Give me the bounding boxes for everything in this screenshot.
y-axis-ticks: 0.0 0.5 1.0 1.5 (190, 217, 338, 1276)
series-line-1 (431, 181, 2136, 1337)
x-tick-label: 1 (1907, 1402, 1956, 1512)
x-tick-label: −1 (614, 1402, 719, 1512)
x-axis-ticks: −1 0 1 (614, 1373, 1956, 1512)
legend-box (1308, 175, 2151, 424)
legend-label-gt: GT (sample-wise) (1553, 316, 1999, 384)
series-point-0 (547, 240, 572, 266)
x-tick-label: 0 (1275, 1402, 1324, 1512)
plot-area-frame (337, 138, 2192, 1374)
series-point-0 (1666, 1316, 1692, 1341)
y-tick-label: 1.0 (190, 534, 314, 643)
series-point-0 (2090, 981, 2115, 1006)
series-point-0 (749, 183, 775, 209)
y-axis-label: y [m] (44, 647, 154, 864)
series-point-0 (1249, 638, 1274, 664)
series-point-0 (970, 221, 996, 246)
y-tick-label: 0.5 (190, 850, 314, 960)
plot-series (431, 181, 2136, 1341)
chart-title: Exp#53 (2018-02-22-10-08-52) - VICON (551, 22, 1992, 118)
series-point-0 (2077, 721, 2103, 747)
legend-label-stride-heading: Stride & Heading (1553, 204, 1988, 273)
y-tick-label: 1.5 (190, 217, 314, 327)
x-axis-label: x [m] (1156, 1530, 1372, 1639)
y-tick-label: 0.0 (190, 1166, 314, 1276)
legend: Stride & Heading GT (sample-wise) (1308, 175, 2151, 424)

[EXERCISE TASK] Arrange every line of the records above into a Markdown table with two columns, "Row" for the row number and "Line" for the line itself, leaving out any blank lines.

[RESULT FOR THIS EXERCISE]
| Row | Line |
|---|---|
| 1 | Give me the bounding boxes for everything in this screenshot. |
| 2 | y-axis-ticks: 0.0 0.5 1.0 1.5 (190, 217, 338, 1276) |
| 3 | series-line-1 (431, 181, 2136, 1337) |
| 4 | x-tick-label: 1 (1907, 1402, 1956, 1512) |
| 5 | x-tick-label: −1 (614, 1402, 719, 1512) |
| 6 | x-axis-ticks: −1 0 1 (614, 1373, 1956, 1512) |
| 7 | legend-box (1308, 175, 2151, 424) |
| 8 | legend-label-gt: GT (sample-wise) (1553, 316, 1999, 384) |
| 9 | series-point-0 (547, 240, 572, 266) |
| 10 | x-tick-label: 0 (1275, 1402, 1324, 1512) |
| 11 | plot-area-frame (337, 138, 2192, 1374) |
| 12 | series-point-0 (1666, 1316, 1692, 1341) |
| 13 | y-tick-label: 1.0 (190, 534, 314, 643) |
| 14 | series-point-0 (2090, 981, 2115, 1006) |
| 15 | series-point-0 (749, 183, 775, 209) |
| 16 | y-axis-label: y [m] (44, 647, 154, 864) |
| 17 | series-point-0 (1249, 638, 1274, 664) |
| 18 | series-point-0 (970, 221, 996, 246) |
| 19 | y-tick-label: 0.5 (190, 850, 314, 960) |
| 20 | plot-series (431, 181, 2136, 1341) |
| 21 | chart-title: Exp#53 (2018-02-22-10-08-52) - VICON (551, 22, 1992, 118) |
| 22 | series-point-0 (2077, 721, 2103, 747) |
| 23 | legend-label-stride-heading: Stride & Heading (1553, 204, 1988, 273) |
| 24 | y-tick-label: 1.5 (190, 217, 314, 327) |
| 25 | x-axis-label: x [m] (1156, 1530, 1372, 1639) |
| 26 | y-tick-label: 0.0 (190, 1166, 314, 1276) |
| 27 | legend: Stride & Heading GT (sample-wise) (1308, 175, 2151, 424) |